Extracted data entries
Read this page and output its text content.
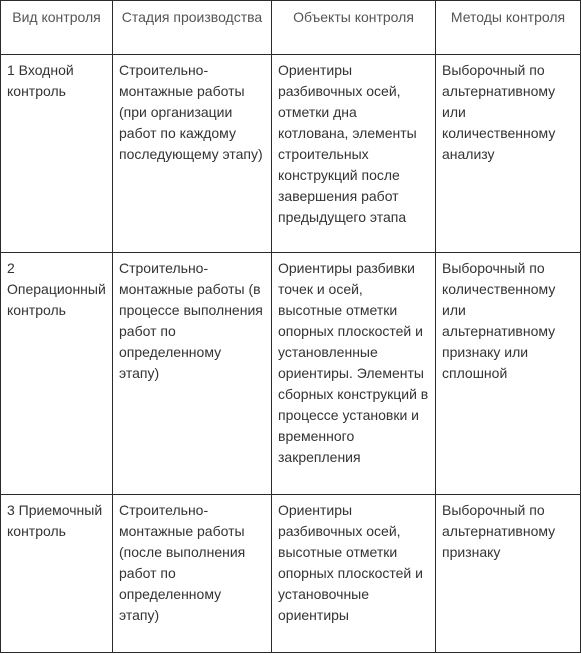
Вид контроля	Стадия производства	Объекты контроля	Методы контроля
1 Входной контроль	Строительно-монтажные работы (при организации работ по каждому последующему этапу)	Ориентиры разбивочных осей, отметки дна котлована, элементы строительных конструкций после завершения работ предыдущего этапа	Выборочный по альтернативному или количественному анализу
2 Операционный контроль	Строительно-монтажные работы (в процессе выполнения работ по определенному этапу)	Ориентиры разбивки точек и осей, высотные отметки опорных плоскостей и установленные ориентиры. Элементы сборных конструкций в процессе установки и временного закрепления	Выборочный по количественному или альтернативному признаку или сплошной
3 Приемочный контроль	Строительно-монтажные работы (после выполнения работ по определенному этапу)	Ориентиры разбивочных осей, высотные отметки опорных плоскостей и установочные ориентиры	Выборочный по альтернативному признаку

To do: State only the number of lines in these entries that contain "признаку".

Answer to the exercise: 2